##### SOURCE
Ours is, most unfortunately, the world of merciless conflicts in every sphere of human habitat and environment. The biggest example of this phenomenon is having armies, police, courts of law, prisons and the infrastructure related therewith, like arsenal, etc., that not only consume one-third to half of the world production; and which not only dominate the rest but are also the source of the grave threat to annihilate it as well.
We are under clutches of a war-mechanism from which we have no escape.
We have to fight in it the way we can; and we have chosen to try our best to fight against these devastating circumstances of the current world.
Our weapon is literature. And our first operation starts with this work. Its commander-in-chief is Kahlil Gibran.
Kahlil Gibran (1883–1931) became and remains the beloved writer of hundreds of millions of people the world-over, and not without reason.
For the better understanding and enjoyment of the works of Kahlil Gibran, little bit of the history of evolution of human thought in necessary.
##########
### AIM OF THE TASK
Shorten the paragraph beginning "Ours is, most unfortunately" from the passage above on Kahlil Gibran into a brief bulleted list that keeps its main facts.
##### SUPPLIED DATA
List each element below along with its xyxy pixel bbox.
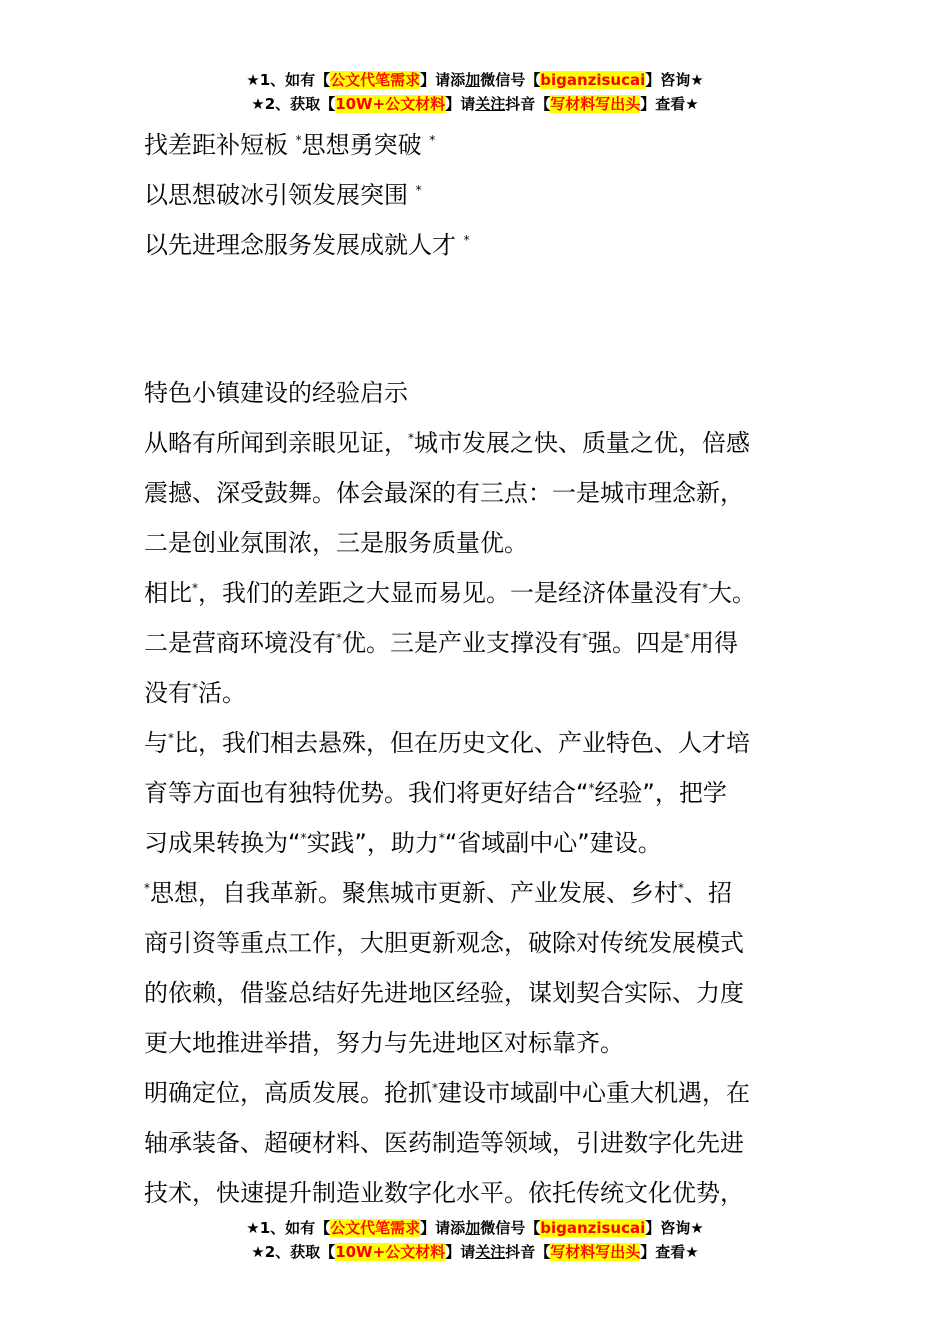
##########
### EXERCISE ANSWER
- The world is full of merciless conflicts in every sphere of human life.
- The biggest example is armies, police, courts, prisons and related infrastructure such as arsenals.
- These consume one-third to half of world production.
- They dominate everything else and threaten to annihilate it.